> **What to do**
Find each line in the following listing that has the string "Subject", then state the count and nothing else.

> **Provided data**
------------------------------------
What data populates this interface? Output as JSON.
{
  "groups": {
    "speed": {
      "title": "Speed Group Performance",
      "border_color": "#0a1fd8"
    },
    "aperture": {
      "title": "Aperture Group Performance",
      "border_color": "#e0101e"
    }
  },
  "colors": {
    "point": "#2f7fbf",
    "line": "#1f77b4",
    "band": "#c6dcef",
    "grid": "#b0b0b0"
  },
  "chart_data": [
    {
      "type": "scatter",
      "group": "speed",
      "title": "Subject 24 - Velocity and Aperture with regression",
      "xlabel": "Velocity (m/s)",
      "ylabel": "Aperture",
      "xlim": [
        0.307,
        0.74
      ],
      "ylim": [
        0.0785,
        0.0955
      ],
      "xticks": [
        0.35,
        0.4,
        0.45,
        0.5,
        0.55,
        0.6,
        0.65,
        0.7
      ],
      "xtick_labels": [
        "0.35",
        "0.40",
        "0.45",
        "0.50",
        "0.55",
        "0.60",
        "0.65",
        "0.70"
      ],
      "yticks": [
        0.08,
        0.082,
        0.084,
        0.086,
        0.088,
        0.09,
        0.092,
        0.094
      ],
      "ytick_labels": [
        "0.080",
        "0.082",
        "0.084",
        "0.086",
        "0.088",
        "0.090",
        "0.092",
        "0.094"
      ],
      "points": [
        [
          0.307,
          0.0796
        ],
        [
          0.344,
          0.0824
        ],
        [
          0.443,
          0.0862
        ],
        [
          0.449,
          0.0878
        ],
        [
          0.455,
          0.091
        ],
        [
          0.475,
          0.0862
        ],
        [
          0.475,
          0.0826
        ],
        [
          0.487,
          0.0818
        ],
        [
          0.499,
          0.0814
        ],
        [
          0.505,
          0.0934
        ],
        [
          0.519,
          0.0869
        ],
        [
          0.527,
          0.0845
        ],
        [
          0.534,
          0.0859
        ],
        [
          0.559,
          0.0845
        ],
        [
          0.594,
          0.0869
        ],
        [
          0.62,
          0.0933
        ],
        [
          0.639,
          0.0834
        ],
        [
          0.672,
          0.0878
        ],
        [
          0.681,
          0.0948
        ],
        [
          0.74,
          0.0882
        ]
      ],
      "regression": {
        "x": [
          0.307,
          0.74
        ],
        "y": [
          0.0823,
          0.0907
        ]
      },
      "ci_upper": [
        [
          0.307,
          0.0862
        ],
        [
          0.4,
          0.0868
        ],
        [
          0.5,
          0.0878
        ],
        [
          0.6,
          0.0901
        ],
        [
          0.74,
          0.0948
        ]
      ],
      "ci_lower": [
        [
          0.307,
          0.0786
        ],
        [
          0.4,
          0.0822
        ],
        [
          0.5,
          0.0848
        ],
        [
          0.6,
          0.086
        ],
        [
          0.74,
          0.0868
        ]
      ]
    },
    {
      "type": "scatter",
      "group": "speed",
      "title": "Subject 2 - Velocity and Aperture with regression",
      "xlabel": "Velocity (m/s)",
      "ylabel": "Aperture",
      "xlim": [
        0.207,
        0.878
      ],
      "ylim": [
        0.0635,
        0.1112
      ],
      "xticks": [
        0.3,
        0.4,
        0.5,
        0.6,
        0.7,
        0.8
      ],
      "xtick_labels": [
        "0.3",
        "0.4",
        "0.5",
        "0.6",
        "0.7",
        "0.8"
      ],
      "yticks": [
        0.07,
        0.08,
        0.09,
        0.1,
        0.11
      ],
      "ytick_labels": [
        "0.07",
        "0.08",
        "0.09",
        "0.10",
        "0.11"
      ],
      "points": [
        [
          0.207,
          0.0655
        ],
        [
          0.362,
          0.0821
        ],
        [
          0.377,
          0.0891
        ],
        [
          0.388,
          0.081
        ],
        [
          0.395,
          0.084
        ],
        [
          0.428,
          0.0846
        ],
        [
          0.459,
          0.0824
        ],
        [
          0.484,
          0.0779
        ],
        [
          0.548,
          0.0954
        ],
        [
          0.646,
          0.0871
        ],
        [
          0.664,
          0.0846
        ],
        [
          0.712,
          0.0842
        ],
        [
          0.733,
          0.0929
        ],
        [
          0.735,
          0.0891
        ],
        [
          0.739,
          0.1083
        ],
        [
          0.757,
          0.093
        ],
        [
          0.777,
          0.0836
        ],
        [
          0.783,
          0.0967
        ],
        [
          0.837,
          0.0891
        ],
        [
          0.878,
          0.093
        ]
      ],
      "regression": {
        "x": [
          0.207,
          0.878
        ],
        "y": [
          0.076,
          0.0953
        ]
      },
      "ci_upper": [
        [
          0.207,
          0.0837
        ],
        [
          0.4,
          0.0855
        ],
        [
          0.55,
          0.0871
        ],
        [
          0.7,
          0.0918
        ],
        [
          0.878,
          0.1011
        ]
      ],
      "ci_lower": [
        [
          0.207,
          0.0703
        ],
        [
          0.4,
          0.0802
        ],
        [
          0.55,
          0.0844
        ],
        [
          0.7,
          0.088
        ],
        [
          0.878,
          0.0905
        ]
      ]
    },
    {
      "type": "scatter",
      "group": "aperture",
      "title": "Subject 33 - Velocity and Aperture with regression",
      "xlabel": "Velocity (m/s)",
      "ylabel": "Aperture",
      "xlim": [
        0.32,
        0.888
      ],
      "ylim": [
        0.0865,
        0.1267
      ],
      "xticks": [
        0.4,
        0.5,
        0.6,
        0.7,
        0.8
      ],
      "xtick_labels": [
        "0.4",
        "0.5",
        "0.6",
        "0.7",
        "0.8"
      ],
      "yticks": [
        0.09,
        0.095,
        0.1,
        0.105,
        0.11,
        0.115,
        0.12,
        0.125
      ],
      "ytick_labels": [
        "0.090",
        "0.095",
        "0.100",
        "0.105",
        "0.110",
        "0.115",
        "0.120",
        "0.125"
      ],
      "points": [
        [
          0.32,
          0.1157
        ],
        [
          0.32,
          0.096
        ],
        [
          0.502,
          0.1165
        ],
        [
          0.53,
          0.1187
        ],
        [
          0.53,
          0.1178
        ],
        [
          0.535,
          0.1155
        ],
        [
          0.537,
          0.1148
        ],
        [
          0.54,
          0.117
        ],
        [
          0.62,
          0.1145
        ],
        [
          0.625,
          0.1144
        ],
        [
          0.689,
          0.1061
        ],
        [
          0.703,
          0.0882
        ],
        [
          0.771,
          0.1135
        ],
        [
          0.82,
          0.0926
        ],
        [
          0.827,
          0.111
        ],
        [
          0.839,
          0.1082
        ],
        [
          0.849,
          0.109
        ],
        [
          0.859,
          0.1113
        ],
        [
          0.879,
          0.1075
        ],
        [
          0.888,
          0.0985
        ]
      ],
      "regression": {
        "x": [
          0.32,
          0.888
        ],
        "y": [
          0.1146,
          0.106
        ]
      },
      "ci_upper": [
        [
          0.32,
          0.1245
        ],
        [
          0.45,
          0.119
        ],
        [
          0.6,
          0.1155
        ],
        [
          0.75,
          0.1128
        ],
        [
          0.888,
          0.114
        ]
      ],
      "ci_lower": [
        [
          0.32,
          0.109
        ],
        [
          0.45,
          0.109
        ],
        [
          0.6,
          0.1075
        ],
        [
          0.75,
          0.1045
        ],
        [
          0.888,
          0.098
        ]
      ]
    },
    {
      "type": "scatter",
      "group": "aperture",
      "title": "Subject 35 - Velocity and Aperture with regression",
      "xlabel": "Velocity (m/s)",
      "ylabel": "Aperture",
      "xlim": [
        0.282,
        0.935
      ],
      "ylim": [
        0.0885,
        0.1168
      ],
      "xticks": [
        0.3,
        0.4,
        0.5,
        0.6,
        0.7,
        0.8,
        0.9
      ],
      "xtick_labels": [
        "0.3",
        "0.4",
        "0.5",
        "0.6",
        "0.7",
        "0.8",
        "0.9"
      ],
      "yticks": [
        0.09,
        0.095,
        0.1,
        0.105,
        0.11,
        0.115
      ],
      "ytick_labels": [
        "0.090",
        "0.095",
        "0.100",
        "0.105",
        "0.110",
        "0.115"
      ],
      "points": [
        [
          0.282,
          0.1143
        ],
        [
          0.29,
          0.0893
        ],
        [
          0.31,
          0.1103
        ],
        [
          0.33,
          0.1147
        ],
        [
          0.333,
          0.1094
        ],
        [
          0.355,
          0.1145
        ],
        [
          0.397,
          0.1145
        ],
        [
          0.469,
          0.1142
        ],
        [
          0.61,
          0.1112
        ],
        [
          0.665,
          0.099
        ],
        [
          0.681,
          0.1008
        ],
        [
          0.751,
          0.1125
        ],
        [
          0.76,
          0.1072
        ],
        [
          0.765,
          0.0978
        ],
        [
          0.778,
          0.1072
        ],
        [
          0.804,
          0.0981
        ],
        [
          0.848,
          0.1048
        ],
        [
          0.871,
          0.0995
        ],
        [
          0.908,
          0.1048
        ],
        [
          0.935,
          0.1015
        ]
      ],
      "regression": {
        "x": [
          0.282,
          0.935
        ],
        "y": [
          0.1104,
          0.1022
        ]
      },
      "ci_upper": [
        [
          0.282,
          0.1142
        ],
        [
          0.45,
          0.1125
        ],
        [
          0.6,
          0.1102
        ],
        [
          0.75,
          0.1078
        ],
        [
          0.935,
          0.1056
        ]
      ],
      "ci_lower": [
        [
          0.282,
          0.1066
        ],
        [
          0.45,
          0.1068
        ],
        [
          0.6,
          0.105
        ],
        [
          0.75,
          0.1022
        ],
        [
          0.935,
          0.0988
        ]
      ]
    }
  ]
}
------------------------------------
> **Completed exercise**
4